● **Set task**:
Please count the lines in the records below that contain the string "Required", and reply with the number alone.

################

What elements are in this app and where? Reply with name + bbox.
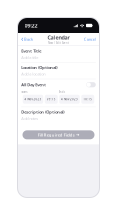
- staticText: Event Title: [21, 48, 41, 54]
- staticText: New / Edit Event: [48, 41, 69, 45]
- staticText: Add a title: [21, 55, 38, 60]
- staticText: Add a location: [21, 71, 45, 77]
- staticText: All Day Event: [21, 82, 46, 87]
- staticText: Ends: [59, 90, 65, 94]
- staticText: Cancel: [84, 37, 96, 42]
- staticText: Calendar: [47, 34, 69, 41]
- button[interactable]: 10:15: [81, 95, 94, 104]
- staticText: Description (Optional): [21, 109, 64, 115]
- staticText: 4 Nov 2023: [61, 98, 78, 101]
- staticText: Fill Required Fields: [38, 132, 75, 138]
- staticText: 4 Nov 2023: [24, 98, 42, 101]
- button[interactable]: 4 Nov 2023: [59, 95, 80, 104]
- button[interactable]: Fill Required Fields: [22, 130, 94, 139]
- staticText: 10:15: [83, 98, 92, 101]
- button[interactable]: Back: [18, 34, 33, 44]
- staticText: Back: [24, 37, 33, 42]
- staticText: Starts: [21, 90, 27, 94]
- button[interactable]: Cancel: [84, 34, 99, 44]
- button[interactable]: 4 Nov 2023: [23, 95, 43, 104]
- staticText: 09:15: [47, 98, 56, 101]
- staticText: Add notes: [21, 116, 38, 121]
- button[interactable]: 09:15: [45, 95, 58, 104]
- staticText: 09:22: [24, 22, 38, 29]
- staticText: Location (Optional): [21, 65, 57, 70]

################

● **Task result**:
2